_Aim_.
Locate each line containing the string "base" and copy it out.

_Data listing_.
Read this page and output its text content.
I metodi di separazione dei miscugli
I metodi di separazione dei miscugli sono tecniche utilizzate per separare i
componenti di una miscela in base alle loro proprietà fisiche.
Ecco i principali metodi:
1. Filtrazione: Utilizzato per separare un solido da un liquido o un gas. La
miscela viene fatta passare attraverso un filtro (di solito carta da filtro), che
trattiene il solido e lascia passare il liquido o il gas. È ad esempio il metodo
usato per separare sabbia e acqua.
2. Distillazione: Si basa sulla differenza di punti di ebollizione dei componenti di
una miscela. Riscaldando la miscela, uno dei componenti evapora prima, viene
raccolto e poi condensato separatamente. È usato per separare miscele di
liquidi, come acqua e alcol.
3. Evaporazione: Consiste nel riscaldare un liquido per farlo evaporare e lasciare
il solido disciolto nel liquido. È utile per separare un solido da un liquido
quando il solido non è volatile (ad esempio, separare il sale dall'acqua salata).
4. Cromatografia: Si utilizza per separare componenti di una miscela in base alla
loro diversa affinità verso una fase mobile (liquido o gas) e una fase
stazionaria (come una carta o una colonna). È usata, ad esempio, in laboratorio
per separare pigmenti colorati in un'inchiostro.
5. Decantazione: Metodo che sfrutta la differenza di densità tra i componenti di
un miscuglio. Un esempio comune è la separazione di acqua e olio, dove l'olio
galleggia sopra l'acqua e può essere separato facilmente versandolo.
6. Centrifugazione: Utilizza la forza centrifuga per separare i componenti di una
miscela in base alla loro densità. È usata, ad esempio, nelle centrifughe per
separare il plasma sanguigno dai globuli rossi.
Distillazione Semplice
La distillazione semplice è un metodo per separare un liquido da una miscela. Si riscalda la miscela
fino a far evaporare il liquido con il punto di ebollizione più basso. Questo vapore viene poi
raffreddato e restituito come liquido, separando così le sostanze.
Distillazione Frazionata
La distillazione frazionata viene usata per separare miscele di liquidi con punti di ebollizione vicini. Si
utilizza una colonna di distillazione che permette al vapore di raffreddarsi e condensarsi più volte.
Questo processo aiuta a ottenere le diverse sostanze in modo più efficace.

_The response_.
componenti di una miscela in base alle loro proprietà fisiche.
4. Cromatografia: Si utilizza per separare componenti di una miscela in base alla
miscela in base alla loro densità. È usata, ad esempio, nelle centrifughe per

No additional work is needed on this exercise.